Boxed element records:
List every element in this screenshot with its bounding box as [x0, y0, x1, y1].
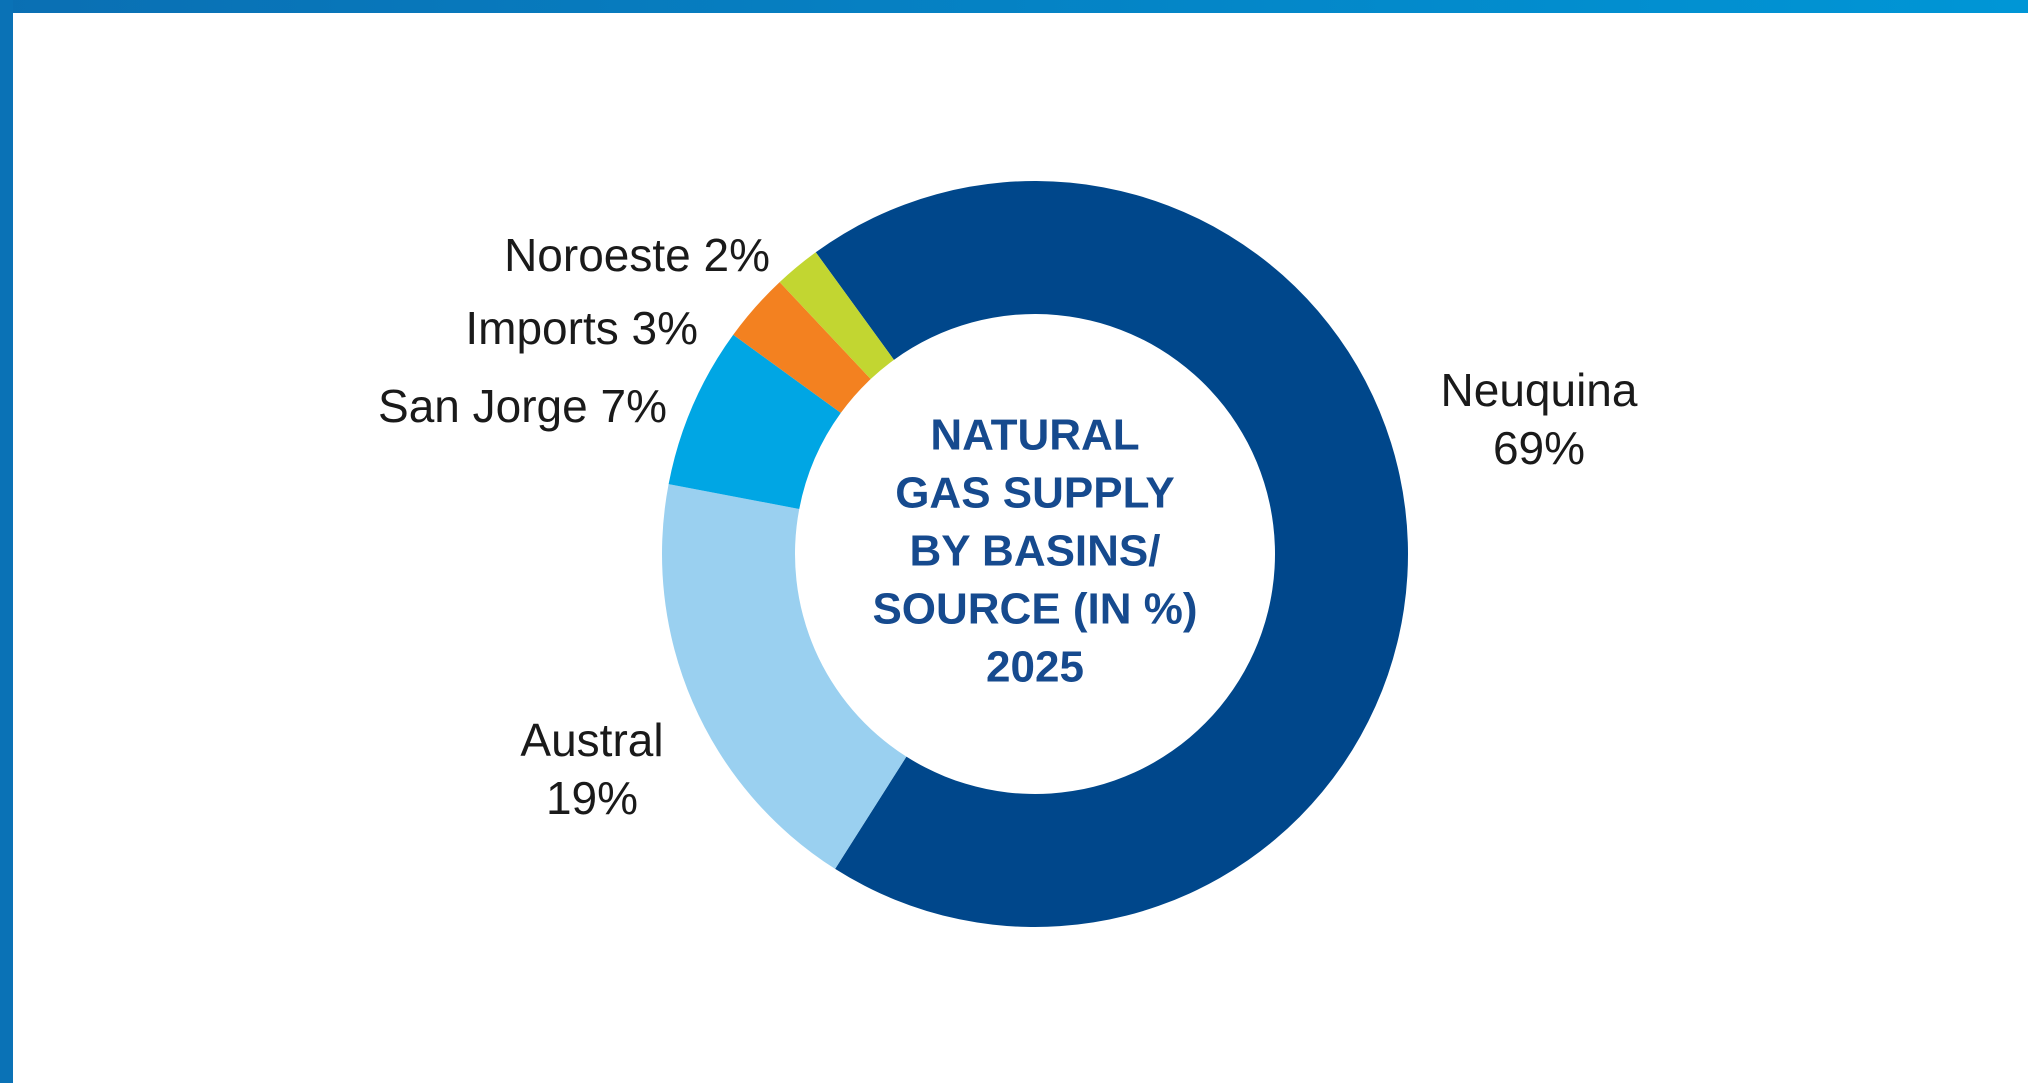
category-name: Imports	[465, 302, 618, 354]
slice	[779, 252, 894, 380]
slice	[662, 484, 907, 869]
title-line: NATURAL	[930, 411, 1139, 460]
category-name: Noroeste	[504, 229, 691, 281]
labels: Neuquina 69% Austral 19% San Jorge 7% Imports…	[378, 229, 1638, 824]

Requirement: Edit all the records so that "screenshot" becomes "chart", leaving everything else as it is. Omit the pictures from your answer.

Solved problem:
List every element in this chart with its bounding box as [x0, y0, x1, y1].
category-name: Imports	[465, 302, 618, 354]
slice	[779, 252, 894, 380]
slice	[662, 484, 907, 869]
title-line: NATURAL	[930, 411, 1139, 460]
category-name: Noroeste	[504, 229, 691, 281]
labels: Neuquina 69% Austral 19% San Jorge 7% Imports…	[378, 229, 1638, 824]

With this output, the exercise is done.